[Stored data]
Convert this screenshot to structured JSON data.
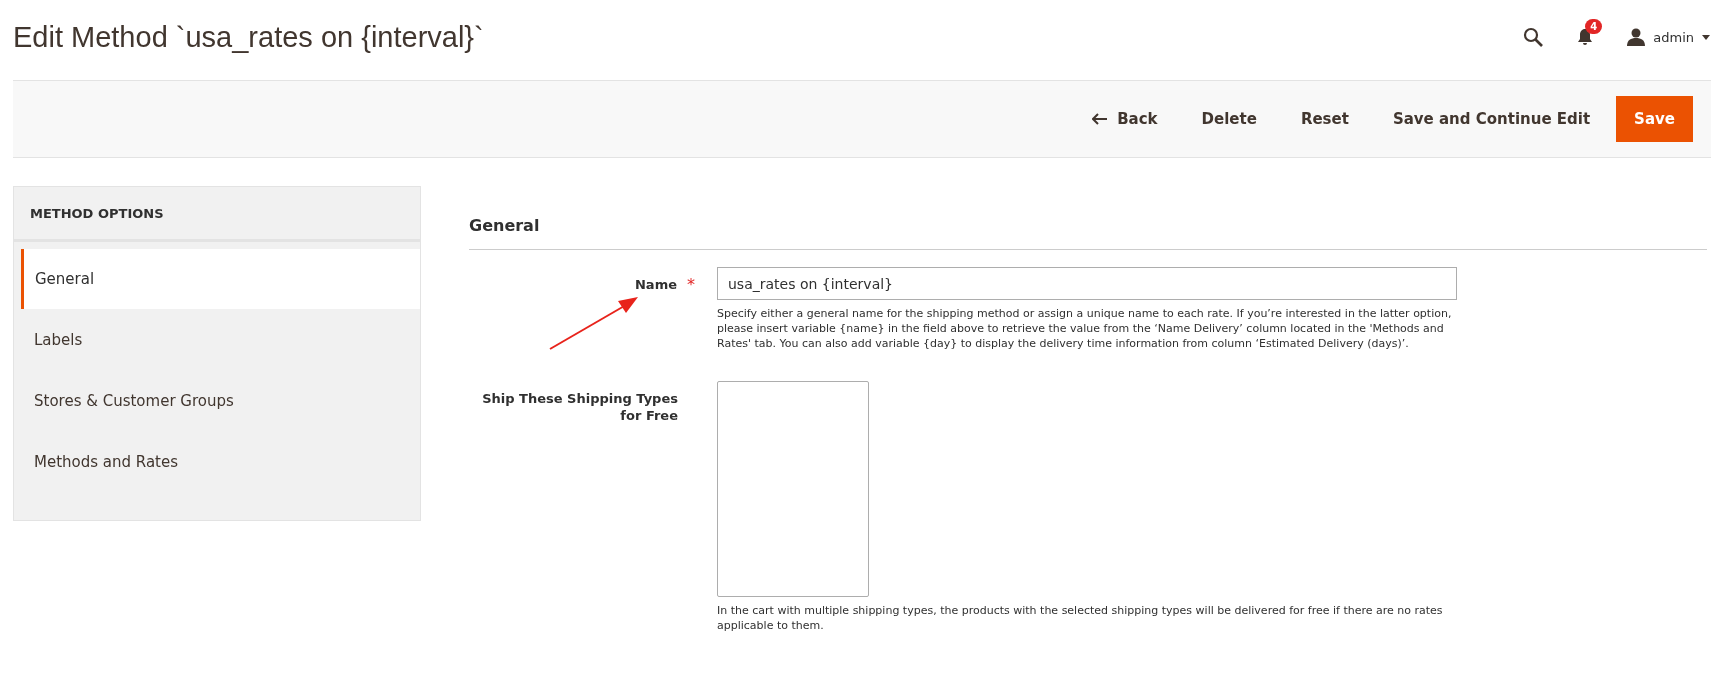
{
  "page_title": "Edit Method `usa_rates on {interval}`",
  "header": {
    "notifications_count": "4",
    "user": "admin"
  },
  "actions": [
    {
      "label": "Back",
      "kind": "back"
    },
    {
      "label": "Delete",
      "kind": "plain"
    },
    {
      "label": "Reset",
      "kind": "plain"
    },
    {
      "label": "Save and Continue Edit",
      "kind": "plain"
    },
    {
      "label": "Save",
      "kind": "primary"
    }
  ],
  "sidebar": {
    "title": "METHOD OPTIONS",
    "items": [
      {
        "label": "General",
        "selected": true
      },
      {
        "label": "Labels",
        "selected": false
      },
      {
        "label": "Stores & Customer Groups",
        "selected": false
      },
      {
        "label": "Methods and Rates",
        "selected": false
      }
    ]
  },
  "section": {
    "title": "General",
    "fields": [
      {
        "kind": "input",
        "label": "Name",
        "required_mark": "*",
        "value": "usa_rates on {interval}",
        "note": "Specify either a general name for the shipping method or assign a unique name to each rate. If you’re interested in the latter option, please insert variable {name} in the field above to retrieve the value from the ‘Name Delivery’ column located in the 'Methods and Rates' tab. You can also add variable {day} to display the delivery time information from column ‘Estimated Delivery (days)’."
      },
      {
        "kind": "multiselect",
        "label": "Ship These Shipping Types for Free",
        "note": "In the cart with multiple shipping types, the products with the selected shipping types will be delivered for free if there are no rates applicable to them."
      }
    ]
  }
}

- _Requirements_
Every entry above needs to be retyped exactly; drop the pictures.

- _Output_
Convert this screenshot to structured JSON data.
{
  "page_title": "Edit Method `usa_rates on {interval}`",
  "header": {
    "notifications_count": "4",
    "user": "admin"
  },
  "actions": [
    {
      "label": "Back",
      "kind": "back"
    },
    {
      "label": "Delete",
      "kind": "plain"
    },
    {
      "label": "Reset",
      "kind": "plain"
    },
    {
      "label": "Save and Continue Edit",
      "kind": "plain"
    },
    {
      "label": "Save",
      "kind": "primary"
    }
  ],
  "sidebar": {
    "title": "METHOD OPTIONS",
    "items": [
      {
        "label": "General",
        "selected": true
      },
      {
        "label": "Labels",
        "selected": false
      },
      {
        "label": "Stores & Customer Groups",
        "selected": false
      },
      {
        "label": "Methods and Rates",
        "selected": false
      }
    ]
  },
  "section": {
    "title": "General",
    "fields": [
      {
        "kind": "input",
        "label": "Name",
        "required_mark": "*",
        "value": "usa_rates on {interval}",
        "note": "Specify either a general name for the shipping method or assign a unique name to each rate. If you’re interested in the latter option, please insert variable {name} in the field above to retrieve the value from the ‘Name Delivery’ column located in the 'Methods and Rates' tab. You can also add variable {day} to display the delivery time information from column ‘Estimated Delivery (days)’."
      },
      {
        "kind": "multiselect",
        "label": "Ship These Shipping Types for Free",
        "note": "In the cart with multiple shipping types, the products with the selected shipping types will be delivered for free if there are no rates applicable to them."
      }
    ]
  }
}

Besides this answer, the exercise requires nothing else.